• Passage provided:
What's a good place to start with Pope?

That's amazing, thanks, user! I know nothing of Pope's except for parts of his Iliad translation which I can't really stomach precisely because of this kind of couplets and metre. On his own right though this sounds very good and the theme is relevant to me, too. Where to start with him?

someone shoop pepe's face over this portrait so I can say Alexander Pepe

I had a meh-ish poem done for this, but Veeky Forums crapped out on me and I lost it. So you get nothing.

Good grief! Good God! Look at the state of verse!
We have users caught in poems perverse,
Wherein they think a clever mind possess,
Wherein, as fact, their thought subpar and less.

Some lurker creep'ly crawls from basement dark,
To make nonsense noise just as dogs do bark.
Here a mule-rider stops and grasps for straws,
For laudations or ill-sounding applause.

Do not think rhyme were half of this great art,
As good meter is the important part.

I heard a Danish philosopher state:
It's not that my words are complex in great,
For I think them concise and appropriate,
Therefore, the reader must be idiot.

Rape of the Lock, Essay on Man, or Essay on Criticism. I just finished a sampling of his work in my pre-twentieth century English lit class. Make sure that you have minimal historical/political background knowledge of his time. Satire isn't as fun if you don't know what he's mocking. But honestly his work doesn't really need to be read in any order you just need pretext.

Hellenistic praise of the beauteous,
Of the wellness in the extraneous,
Of the warrior-body in the fight,
Draw close the circle of perfection tight.

Yet, among them all, their poet was blind,
And Oedipus had his foot found in bind;
Aesop a midget with unsightly mien,
And Socrates the ugliest they've seen.

Although laughter abounds within our mouth,
The past would look to us in scorn uncouth.
We revere the body and its stature,
But not the fount spring of literature.

The excerpt above came from the Essay on Man, which I would definitely recommend first.

I come home from a hard day's work and slog
To surf through Veeky Forums and its pages: a frog!

If Hitler did everything the same, but was a midget, would he have the exact same number of admirers?

• Extracted information:

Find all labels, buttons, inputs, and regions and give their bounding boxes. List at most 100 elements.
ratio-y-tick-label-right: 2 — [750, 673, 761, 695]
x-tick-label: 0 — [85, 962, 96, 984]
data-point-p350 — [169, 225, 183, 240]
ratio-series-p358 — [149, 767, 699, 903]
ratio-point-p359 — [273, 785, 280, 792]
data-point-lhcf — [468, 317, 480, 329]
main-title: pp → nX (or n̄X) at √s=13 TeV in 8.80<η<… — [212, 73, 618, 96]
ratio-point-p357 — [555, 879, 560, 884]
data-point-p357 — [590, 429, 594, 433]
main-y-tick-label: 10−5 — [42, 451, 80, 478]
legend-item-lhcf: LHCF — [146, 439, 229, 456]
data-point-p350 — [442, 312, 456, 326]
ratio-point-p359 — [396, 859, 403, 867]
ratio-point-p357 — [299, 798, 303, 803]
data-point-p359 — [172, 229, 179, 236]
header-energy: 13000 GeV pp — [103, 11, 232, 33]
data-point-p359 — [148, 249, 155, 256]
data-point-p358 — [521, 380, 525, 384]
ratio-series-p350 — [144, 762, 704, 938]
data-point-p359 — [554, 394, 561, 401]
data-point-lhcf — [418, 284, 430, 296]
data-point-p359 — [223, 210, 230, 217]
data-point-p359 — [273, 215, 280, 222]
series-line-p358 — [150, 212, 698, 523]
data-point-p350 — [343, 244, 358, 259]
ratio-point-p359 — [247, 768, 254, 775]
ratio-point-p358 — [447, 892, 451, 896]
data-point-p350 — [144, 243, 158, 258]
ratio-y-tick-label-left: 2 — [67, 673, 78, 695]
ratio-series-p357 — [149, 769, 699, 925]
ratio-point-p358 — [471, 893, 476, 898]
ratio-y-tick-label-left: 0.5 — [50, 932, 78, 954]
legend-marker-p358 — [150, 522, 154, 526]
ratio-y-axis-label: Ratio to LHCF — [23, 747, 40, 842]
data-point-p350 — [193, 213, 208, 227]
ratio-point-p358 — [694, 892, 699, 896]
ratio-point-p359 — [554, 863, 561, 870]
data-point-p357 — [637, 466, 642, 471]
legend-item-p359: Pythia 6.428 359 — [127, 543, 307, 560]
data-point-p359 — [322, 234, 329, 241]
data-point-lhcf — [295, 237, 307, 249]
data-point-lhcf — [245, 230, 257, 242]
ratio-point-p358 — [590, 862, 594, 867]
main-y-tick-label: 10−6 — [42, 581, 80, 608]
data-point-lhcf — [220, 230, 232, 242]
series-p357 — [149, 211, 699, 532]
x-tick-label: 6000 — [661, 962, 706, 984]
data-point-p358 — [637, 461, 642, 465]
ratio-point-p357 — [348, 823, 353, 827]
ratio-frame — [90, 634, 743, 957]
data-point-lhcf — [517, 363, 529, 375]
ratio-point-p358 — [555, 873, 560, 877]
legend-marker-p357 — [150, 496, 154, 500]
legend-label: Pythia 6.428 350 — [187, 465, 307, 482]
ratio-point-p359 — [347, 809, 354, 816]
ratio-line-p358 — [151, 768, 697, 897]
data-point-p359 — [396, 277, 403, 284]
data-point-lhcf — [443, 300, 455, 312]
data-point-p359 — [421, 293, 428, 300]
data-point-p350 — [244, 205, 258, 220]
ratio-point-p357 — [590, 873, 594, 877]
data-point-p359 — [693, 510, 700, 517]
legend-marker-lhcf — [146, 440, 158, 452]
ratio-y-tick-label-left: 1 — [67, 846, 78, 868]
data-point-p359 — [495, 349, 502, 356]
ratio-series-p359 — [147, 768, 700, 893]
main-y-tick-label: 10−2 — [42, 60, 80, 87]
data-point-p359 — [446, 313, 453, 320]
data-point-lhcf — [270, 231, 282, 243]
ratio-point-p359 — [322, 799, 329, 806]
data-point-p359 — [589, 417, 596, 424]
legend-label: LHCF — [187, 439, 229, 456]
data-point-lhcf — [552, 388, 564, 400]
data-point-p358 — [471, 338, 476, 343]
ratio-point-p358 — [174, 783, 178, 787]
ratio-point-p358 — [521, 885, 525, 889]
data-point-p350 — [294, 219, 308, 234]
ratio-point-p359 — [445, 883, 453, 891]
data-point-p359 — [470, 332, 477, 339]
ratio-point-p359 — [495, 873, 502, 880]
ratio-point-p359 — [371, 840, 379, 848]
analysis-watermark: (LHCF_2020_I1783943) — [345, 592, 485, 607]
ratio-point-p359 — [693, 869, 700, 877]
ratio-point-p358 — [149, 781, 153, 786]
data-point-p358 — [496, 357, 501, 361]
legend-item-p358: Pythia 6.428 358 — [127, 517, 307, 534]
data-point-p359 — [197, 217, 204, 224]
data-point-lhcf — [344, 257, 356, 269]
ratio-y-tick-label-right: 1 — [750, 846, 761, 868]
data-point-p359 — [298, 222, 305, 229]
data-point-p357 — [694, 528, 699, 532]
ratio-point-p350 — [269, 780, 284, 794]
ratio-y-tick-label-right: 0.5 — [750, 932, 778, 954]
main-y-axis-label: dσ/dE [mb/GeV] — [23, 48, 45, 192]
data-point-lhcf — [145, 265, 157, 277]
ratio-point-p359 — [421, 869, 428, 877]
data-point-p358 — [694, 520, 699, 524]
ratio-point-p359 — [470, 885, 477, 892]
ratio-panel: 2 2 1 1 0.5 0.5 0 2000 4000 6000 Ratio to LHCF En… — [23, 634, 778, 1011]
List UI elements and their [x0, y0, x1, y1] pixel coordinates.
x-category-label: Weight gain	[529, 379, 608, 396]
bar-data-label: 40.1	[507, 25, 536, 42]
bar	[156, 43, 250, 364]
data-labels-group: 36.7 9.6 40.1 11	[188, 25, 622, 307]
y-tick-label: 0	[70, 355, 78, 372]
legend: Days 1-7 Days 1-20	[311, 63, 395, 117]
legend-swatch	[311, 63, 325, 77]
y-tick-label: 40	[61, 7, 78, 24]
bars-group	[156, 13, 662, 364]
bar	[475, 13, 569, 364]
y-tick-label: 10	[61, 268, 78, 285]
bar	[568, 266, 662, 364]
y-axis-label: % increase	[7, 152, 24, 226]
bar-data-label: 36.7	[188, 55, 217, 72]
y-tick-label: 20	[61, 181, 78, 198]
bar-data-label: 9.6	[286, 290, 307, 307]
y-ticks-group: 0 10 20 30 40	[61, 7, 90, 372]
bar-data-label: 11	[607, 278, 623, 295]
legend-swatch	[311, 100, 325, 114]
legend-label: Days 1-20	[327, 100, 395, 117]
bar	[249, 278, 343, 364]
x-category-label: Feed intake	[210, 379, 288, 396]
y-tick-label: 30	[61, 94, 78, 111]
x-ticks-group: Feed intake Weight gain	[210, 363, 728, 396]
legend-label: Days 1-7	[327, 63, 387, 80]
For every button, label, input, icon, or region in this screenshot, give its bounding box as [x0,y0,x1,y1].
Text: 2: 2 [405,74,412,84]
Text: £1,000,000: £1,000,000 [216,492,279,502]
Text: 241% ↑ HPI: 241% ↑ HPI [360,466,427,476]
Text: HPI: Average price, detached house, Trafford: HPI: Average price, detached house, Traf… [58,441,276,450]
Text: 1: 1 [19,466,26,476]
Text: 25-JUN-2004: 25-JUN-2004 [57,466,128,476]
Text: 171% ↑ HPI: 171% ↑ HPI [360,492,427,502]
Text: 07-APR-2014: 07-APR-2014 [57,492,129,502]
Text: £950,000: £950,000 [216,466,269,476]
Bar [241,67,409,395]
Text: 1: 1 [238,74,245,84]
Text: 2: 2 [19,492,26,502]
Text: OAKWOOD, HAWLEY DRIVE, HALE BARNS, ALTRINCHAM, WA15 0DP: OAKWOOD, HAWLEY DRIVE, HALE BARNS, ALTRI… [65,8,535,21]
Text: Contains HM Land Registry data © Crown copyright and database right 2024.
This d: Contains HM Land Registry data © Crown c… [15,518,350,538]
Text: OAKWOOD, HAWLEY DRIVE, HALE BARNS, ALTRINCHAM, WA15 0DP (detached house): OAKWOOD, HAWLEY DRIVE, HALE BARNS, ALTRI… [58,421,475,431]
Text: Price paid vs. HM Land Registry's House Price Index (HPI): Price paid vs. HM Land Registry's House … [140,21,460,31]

• What to work on:
1. In the forum thread on where to start with Pope, which three works are suggested as starting points?
2. From the forum thread on where to start with Pope, extract the passage from "Yet, among them" to "ugliest they've seen." word for word.

• Task-by-task solutions:
1. Rape of the Lock, Essay on Man, or Essay on Criticism.

2.
Yet, among them all, their poet was blind,
And Oedipus had his foot found in bind;
Aesop a midget with unsightly mien,
And Socrates the ugliest they've seen.